───── RECORDS FOR THIS TASK
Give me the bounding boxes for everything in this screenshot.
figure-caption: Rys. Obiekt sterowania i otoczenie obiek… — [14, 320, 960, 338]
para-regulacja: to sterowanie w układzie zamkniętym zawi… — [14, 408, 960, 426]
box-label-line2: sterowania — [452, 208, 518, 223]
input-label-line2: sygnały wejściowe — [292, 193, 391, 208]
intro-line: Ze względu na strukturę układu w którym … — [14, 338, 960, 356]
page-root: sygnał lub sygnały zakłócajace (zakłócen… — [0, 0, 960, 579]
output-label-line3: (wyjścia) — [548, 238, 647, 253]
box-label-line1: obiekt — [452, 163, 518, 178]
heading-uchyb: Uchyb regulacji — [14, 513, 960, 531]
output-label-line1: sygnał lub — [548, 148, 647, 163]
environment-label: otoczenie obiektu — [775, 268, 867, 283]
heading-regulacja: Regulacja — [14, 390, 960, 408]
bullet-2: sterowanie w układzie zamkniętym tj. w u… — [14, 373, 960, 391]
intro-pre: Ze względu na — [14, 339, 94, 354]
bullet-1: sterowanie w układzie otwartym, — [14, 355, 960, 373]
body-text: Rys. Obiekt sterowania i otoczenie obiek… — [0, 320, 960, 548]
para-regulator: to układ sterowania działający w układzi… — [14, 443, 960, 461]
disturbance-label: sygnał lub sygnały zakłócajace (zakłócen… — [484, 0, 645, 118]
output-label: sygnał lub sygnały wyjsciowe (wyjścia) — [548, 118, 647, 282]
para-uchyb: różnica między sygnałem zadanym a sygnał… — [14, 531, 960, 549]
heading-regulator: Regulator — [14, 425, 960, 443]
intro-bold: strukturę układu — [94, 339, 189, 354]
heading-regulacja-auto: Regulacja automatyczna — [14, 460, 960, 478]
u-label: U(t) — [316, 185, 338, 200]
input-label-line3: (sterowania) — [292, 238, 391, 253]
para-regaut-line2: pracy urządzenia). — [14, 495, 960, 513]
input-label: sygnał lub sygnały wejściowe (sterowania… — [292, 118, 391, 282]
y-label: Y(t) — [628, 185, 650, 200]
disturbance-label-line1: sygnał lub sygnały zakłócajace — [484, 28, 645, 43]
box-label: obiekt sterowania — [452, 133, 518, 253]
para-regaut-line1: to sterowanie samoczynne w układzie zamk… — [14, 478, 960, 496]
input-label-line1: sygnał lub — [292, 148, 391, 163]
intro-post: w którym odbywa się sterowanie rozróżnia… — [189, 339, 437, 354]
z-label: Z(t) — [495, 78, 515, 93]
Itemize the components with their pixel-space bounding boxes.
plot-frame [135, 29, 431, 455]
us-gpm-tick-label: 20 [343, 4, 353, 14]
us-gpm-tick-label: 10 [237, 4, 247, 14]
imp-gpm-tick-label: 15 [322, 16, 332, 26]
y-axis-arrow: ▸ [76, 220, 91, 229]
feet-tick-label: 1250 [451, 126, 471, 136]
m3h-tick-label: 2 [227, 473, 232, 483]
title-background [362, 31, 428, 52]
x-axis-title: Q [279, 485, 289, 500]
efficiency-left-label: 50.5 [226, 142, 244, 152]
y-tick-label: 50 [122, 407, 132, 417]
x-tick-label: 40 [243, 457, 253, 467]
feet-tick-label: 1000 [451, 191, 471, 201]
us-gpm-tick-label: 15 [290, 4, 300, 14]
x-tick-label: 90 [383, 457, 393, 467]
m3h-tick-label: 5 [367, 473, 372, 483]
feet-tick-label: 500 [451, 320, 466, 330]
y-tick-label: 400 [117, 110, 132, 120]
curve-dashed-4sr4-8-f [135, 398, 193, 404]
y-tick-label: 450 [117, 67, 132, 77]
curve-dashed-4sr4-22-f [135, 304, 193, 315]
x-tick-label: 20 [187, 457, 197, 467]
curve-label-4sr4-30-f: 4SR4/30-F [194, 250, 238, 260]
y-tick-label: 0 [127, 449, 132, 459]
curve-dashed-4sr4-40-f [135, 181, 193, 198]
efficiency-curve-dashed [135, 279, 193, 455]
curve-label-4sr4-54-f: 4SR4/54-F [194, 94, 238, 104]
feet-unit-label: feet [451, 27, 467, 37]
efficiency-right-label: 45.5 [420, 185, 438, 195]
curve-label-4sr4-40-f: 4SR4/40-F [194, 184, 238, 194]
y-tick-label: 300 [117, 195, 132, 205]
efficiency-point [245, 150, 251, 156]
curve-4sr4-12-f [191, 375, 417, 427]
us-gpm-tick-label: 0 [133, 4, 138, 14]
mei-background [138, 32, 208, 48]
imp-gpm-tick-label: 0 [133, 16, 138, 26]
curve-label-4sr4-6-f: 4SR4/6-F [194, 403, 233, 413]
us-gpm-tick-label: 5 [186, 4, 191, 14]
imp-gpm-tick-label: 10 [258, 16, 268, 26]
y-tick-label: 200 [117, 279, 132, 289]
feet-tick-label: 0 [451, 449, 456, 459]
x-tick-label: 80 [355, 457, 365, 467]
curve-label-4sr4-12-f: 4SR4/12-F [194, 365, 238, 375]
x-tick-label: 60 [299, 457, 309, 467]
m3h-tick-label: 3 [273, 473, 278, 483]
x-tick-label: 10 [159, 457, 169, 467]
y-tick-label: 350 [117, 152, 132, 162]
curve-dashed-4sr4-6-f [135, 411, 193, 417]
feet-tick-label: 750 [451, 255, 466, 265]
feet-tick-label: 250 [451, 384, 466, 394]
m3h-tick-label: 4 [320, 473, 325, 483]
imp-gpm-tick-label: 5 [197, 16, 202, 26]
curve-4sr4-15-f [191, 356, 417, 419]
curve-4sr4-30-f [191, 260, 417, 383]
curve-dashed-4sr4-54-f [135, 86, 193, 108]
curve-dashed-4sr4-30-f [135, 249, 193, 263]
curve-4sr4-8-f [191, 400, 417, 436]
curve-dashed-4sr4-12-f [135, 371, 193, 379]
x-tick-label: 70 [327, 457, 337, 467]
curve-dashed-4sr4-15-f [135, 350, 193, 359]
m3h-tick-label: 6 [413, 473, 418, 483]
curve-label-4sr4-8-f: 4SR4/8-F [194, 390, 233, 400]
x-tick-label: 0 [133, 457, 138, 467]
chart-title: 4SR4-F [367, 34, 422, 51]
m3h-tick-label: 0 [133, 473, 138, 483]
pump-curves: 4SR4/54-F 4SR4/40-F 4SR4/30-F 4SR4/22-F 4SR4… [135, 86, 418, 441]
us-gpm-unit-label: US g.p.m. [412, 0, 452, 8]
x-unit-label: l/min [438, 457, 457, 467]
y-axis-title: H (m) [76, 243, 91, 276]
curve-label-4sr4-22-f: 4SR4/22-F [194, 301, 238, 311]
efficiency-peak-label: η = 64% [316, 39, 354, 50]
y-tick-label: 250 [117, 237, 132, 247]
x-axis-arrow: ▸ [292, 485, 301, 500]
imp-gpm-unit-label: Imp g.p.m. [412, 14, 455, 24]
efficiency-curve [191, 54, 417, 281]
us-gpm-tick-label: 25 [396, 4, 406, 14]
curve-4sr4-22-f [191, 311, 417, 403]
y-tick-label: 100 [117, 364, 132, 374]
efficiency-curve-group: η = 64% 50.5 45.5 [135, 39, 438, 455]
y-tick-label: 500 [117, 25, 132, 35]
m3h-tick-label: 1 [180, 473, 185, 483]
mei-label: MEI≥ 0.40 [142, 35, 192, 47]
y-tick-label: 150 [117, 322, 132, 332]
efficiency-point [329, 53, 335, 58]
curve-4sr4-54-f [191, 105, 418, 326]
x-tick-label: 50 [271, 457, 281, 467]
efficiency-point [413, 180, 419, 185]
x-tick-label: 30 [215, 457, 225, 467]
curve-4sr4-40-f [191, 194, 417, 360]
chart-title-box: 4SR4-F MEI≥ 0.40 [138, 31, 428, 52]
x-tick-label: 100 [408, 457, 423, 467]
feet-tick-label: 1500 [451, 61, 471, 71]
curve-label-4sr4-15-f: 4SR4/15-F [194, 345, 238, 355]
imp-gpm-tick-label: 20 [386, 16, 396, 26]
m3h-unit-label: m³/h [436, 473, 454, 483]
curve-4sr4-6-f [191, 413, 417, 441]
──────────
**DIRECTIONS**
Edit the material from its first line up to and including the line with "y-label: Y(t) — [628, 185, 650, 200]", replacing "heading-regulator" with "section-regulator" and leaving everything else unchanged. Give only those lines.

**SOLUTION FOR THIS TASK**
Give me the bounding boxes for everything in this screenshot.
figure-caption: Rys. Obiekt sterowania i otoczenie obiek… — [14, 320, 960, 338]
para-regulacja: to sterowanie w układzie zamkniętym zawi… — [14, 408, 960, 426]
box-label-line2: sterowania — [452, 208, 518, 223]
input-label-line2: sygnały wejściowe — [292, 193, 391, 208]
intro-line: Ze względu na strukturę układu w którym … — [14, 338, 960, 356]
page-root: sygnał lub sygnały zakłócajace (zakłócen… — [0, 0, 960, 579]
output-label-line3: (wyjścia) — [548, 238, 647, 253]
box-label-line1: obiekt — [452, 163, 518, 178]
heading-uchyb: Uchyb regulacji — [14, 513, 960, 531]
output-label-line1: sygnał lub — [548, 148, 647, 163]
environment-label: otoczenie obiektu — [775, 268, 867, 283]
heading-regulacja: Regulacja — [14, 390, 960, 408]
bullet-2: sterowanie w układzie zamkniętym tj. w u… — [14, 373, 960, 391]
intro-pre: Ze względu na — [14, 339, 94, 354]
bullet-1: sterowanie w układzie otwartym, — [14, 355, 960, 373]
body-text: Rys. Obiekt sterowania i otoczenie obiek… — [0, 320, 960, 548]
para-regulator: to układ sterowania działający w układzi… — [14, 443, 960, 461]
disturbance-label: sygnał lub sygnały zakłócajace (zakłócen… — [484, 0, 645, 118]
output-label: sygnał lub sygnały wyjsciowe (wyjścia) — [548, 118, 647, 282]
para-uchyb: różnica między sygnałem zadanym a sygnał… — [14, 531, 960, 549]
section-regulator: Regulator — [14, 425, 960, 443]
intro-bold: strukturę układu — [94, 339, 189, 354]
heading-regulacja-auto: Regulacja automatyczna — [14, 460, 960, 478]
u-label: U(t) — [316, 185, 338, 200]
input-label-line3: (sterowania) — [292, 238, 391, 253]
para-regaut-line2: pracy urządzenia). — [14, 495, 960, 513]
input-label: sygnał lub sygnały wejściowe (sterowania… — [292, 118, 391, 282]
y-label: Y(t) — [628, 185, 650, 200]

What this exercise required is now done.